====== DATASET ENTRIES

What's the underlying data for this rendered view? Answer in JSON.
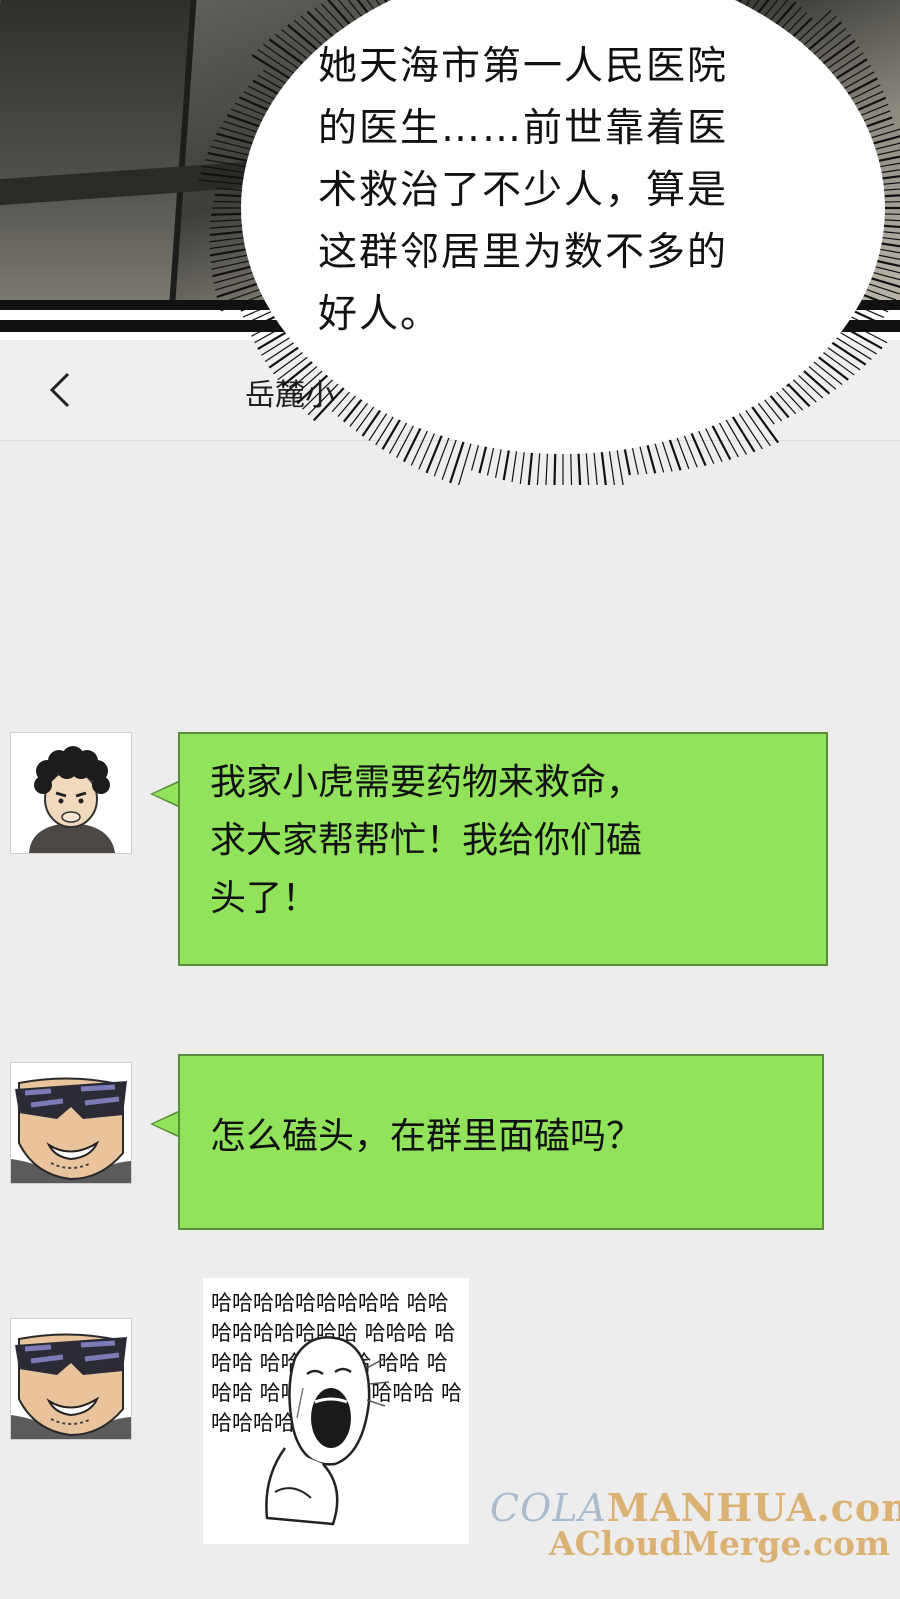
{
  "speech_bubble": {
    "lines": [
      "她天海市第一人民医院",
      "的医生……前世靠着医",
      "术救治了不少人，算是",
      "这群邻居里为数不多的",
      "好人。"
    ]
  },
  "chat_header": {
    "back_icon": "chevron-left-icon",
    "title": "岳麓小",
    "more_icon": "···"
  },
  "messages": [
    {
      "sender_avatar": "curly-hair-man-avatar",
      "lines": [
        "我家小虎需要药物来救命，",
        "求大家帮帮忙！我给你们磕",
        "头了！"
      ]
    },
    {
      "sender_avatar": "sunglasses-man-avatar",
      "lines": [
        "怎么磕头，在群里面磕吗？"
      ]
    },
    {
      "sender_avatar": "sunglasses-man-avatar",
      "sticker_text": "哈哈哈哈哈哈哈哈哈 哈哈哈哈哈哈哈哈哈 哈哈哈 哈哈哈 哈哈 哈哈哈 哈哈 哈哈哈 哈哈哈哈 哈哈哈哈 哈哈哈哈哈哈"
    }
  ],
  "watermark": {
    "line1_prefix": "COLA",
    "line1_rest": "MANHUA.com",
    "line2": "ACloudMerge.com"
  },
  "colors": {
    "chat_background": "#ededed",
    "bubble_green": "#90e35a",
    "bubble_border": "#5a8e3a"
  }
}
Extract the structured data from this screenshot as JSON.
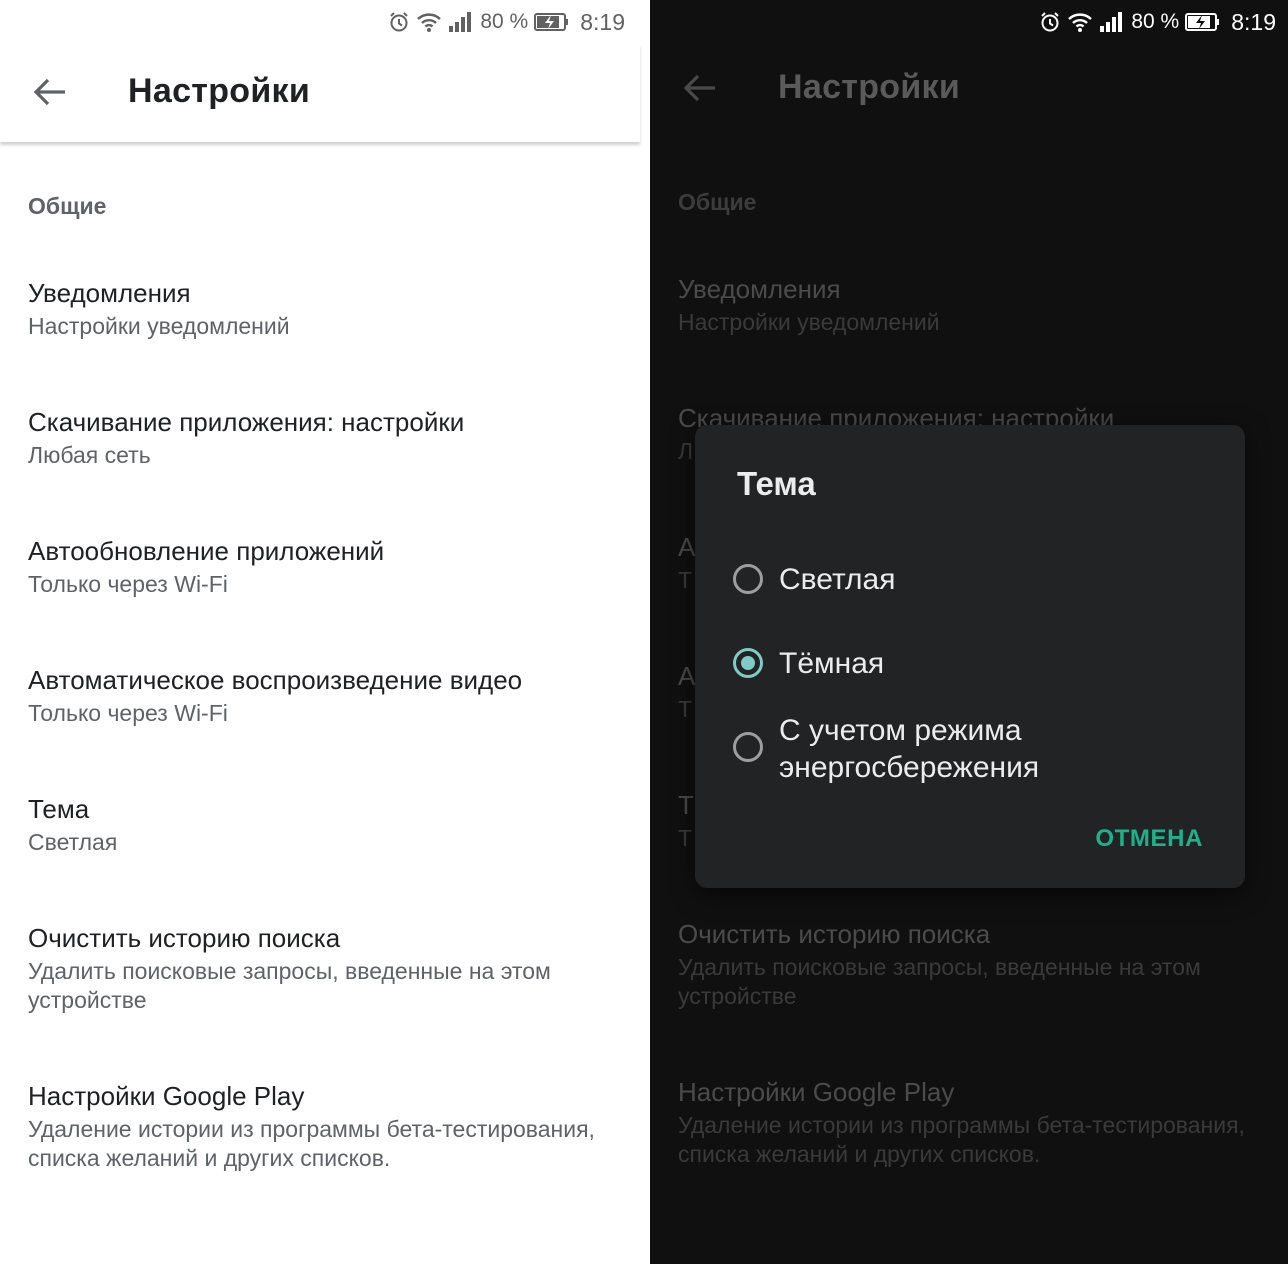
{
  "status": {
    "battery": "80 %",
    "time": "8:19"
  },
  "light": {
    "title": "Настройки",
    "section": "Общие",
    "items": [
      {
        "title": "Уведомления",
        "subtitle": "Настройки уведомлений"
      },
      {
        "title": "Скачивание приложения: настройки",
        "subtitle": "Любая сеть"
      },
      {
        "title": "Автообновление приложений",
        "subtitle": "Только через Wi-Fi"
      },
      {
        "title": "Автоматическое воспроизведение видео",
        "subtitle": "Только через Wi-Fi"
      },
      {
        "title": "Тема",
        "subtitle": "Светлая"
      },
      {
        "title": "Очистить историю поиска",
        "subtitle": "Удалить поисковые запросы, введенные на этом устройстве"
      },
      {
        "title": "Настройки Google Play",
        "subtitle": "Удаление истории из программы бета-тестирования, списка желаний и других списков."
      }
    ]
  },
  "dark": {
    "title": "Настройки",
    "section": "Общие",
    "items": [
      {
        "title": "Уведомления",
        "subtitle": "Настройки уведомлений"
      },
      {
        "title": "Скачивание приложения: настройки",
        "subtitle": "Л"
      },
      {
        "title": "А",
        "subtitle": "Т"
      },
      {
        "title": "А",
        "subtitle": "Т"
      },
      {
        "title": "Т",
        "subtitle": "Т"
      },
      {
        "title": "Очистить историю поиска",
        "subtitle": "Удалить поисковые запросы, введенные на этом устройстве"
      },
      {
        "title": "Настройки Google Play",
        "subtitle": "Удаление истории из программы бета-тестирования, списка желаний и других списков."
      }
    ],
    "dialog": {
      "title": "Тема",
      "options": [
        {
          "label": "Светлая",
          "selected": false
        },
        {
          "label": "Тёмная",
          "selected": true
        },
        {
          "label": "С учетом режима энергосбережения",
          "selected": false
        }
      ],
      "cancel": "ОТМЕНА"
    }
  },
  "icons": {
    "alarm": "alarm-icon",
    "wifi": "wifi-icon",
    "signal": "signal-icon",
    "battery": "battery-charging-icon",
    "back": "back-arrow-icon"
  },
  "colors": {
    "accent": "#1db28b",
    "radio_selected": "#80cbc4",
    "dialog_bg": "#222325",
    "dark_bg": "#101010"
  }
}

============

SHORT EXERCISE - Reproduce all of the material exactly, apart from the pictures.

EXERCISE OUTPUT -
What's the underlying data for this rendered view? Answer in JSON.
{
  "speech_bubble": {
    "lines": [
      "她天海市第一人民医院",
      "的医生……前世靠着医",
      "术救治了不少人，算是",
      "这群邻居里为数不多的",
      "好人。"
    ]
  },
  "chat_header": {
    "back_icon": "chevron-left-icon",
    "title": "岳麓小",
    "more_icon": "···"
  },
  "messages": [
    {
      "sender_avatar": "curly-hair-man-avatar",
      "lines": [
        "我家小虎需要药物来救命，",
        "求大家帮帮忙！我给你们磕",
        "头了！"
      ]
    },
    {
      "sender_avatar": "sunglasses-man-avatar",
      "lines": [
        "怎么磕头，在群里面磕吗？"
      ]
    },
    {
      "sender_avatar": "sunglasses-man-avatar",
      "sticker_text": "哈哈哈哈哈哈哈哈哈 哈哈哈哈哈哈哈哈哈 哈哈哈 哈哈哈 哈哈 哈哈哈 哈哈 哈哈哈 哈哈哈哈 哈哈哈哈 哈哈哈哈哈哈"
    }
  ],
  "watermark": {
    "line1_prefix": "COLA",
    "line1_rest": "MANHUA.com",
    "line2": "ACloudMerge.com"
  },
  "colors": {
    "chat_background": "#ededed",
    "bubble_green": "#90e35a",
    "bubble_border": "#5a8e3a"
  }
}
Extract the structured data from this screenshot as JSON.
{
  "status": {
    "battery": "80 %",
    "time": "8:19"
  },
  "light": {
    "title": "Настройки",
    "section": "Общие",
    "items": [
      {
        "title": "Уведомления",
        "subtitle": "Настройки уведомлений"
      },
      {
        "title": "Скачивание приложения: настройки",
        "subtitle": "Любая сеть"
      },
      {
        "title": "Автообновление приложений",
        "subtitle": "Только через Wi-Fi"
      },
      {
        "title": "Автоматическое воспроизведение видео",
        "subtitle": "Только через Wi-Fi"
      },
      {
        "title": "Тема",
        "subtitle": "Светлая"
      },
      {
        "title": "Очистить историю поиска",
        "subtitle": "Удалить поисковые запросы, введенные на этом устройстве"
      },
      {
        "title": "Настройки Google Play",
        "subtitle": "Удаление истории из программы бета-тестирования, списка желаний и других списков."
      }
    ]
  },
  "dark": {
    "title": "Настройки",
    "section": "Общие",
    "items": [
      {
        "title": "Уведомления",
        "subtitle": "Настройки уведомлений"
      },
      {
        "title": "Скачивание приложения: настройки",
        "subtitle": "Л"
      },
      {
        "title": "А",
        "subtitle": "Т"
      },
      {
        "title": "А",
        "subtitle": "Т"
      },
      {
        "title": "Т",
        "subtitle": "Т"
      },
      {
        "title": "Очистить историю поиска",
        "subtitle": "Удалить поисковые запросы, введенные на этом устройстве"
      },
      {
        "title": "Настройки Google Play",
        "subtitle": "Удаление истории из программы бета-тестирования, списка желаний и других списков."
      }
    ],
    "dialog": {
      "title": "Тема",
      "options": [
        {
          "label": "Светлая",
          "selected": false
        },
        {
          "label": "Тёмная",
          "selected": true
        },
        {
          "label": "С учетом режима энергосбережения",
          "selected": false
        }
      ],
      "cancel": "ОТМЕНА"
    }
  },
  "icons": {
    "alarm": "alarm-icon",
    "wifi": "wifi-icon",
    "signal": "signal-icon",
    "battery": "battery-charging-icon",
    "back": "back-arrow-icon"
  },
  "colors": {
    "accent": "#1db28b",
    "radio_selected": "#80cbc4",
    "dialog_bg": "#222325",
    "dark_bg": "#101010"
  }
}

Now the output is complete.